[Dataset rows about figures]
******************************
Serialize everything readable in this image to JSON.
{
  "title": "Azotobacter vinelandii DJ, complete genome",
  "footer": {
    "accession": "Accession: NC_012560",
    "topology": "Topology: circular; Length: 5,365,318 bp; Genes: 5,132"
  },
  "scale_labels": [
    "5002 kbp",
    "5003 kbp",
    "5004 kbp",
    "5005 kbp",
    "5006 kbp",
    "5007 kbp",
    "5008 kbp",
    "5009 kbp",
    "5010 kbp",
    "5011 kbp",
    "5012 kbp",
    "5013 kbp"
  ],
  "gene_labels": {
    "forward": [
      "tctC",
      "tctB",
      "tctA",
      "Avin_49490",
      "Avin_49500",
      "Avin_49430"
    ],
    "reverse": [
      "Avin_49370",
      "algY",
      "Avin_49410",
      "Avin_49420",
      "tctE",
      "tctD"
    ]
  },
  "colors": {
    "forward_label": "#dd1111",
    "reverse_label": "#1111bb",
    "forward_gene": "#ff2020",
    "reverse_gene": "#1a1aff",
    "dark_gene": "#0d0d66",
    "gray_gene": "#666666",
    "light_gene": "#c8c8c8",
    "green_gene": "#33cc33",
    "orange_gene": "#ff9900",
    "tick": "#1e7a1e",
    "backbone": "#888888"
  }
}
******************************
**TASK OBJECTIVE**
Word for word, give back all the lines above.

**YOUR SOLUTION**
Serialize everything readable in this image to JSON.
{
  "title": "Azotobacter vinelandii DJ, complete genome",
  "footer": {
    "accession": "Accession: NC_012560",
    "topology": "Topology: circular; Length: 5,365,318 bp; Genes: 5,132"
  },
  "scale_labels": [
    "5002 kbp",
    "5003 kbp",
    "5004 kbp",
    "5005 kbp",
    "5006 kbp",
    "5007 kbp",
    "5008 kbp",
    "5009 kbp",
    "5010 kbp",
    "5011 kbp",
    "5012 kbp",
    "5013 kbp"
  ],
  "gene_labels": {
    "forward": [
      "tctC",
      "tctB",
      "tctA",
      "Avin_49490",
      "Avin_49500",
      "Avin_49430"
    ],
    "reverse": [
      "Avin_49370",
      "algY",
      "Avin_49410",
      "Avin_49420",
      "tctE",
      "tctD"
    ]
  },
  "colors": {
    "forward_label": "#dd1111",
    "reverse_label": "#1111bb",
    "forward_gene": "#ff2020",
    "reverse_gene": "#1a1aff",
    "dark_gene": "#0d0d66",
    "gray_gene": "#666666",
    "light_gene": "#c8c8c8",
    "green_gene": "#33cc33",
    "orange_gene": "#ff9900",
    "tick": "#1e7a1e",
    "backbone": "#888888"
  }
}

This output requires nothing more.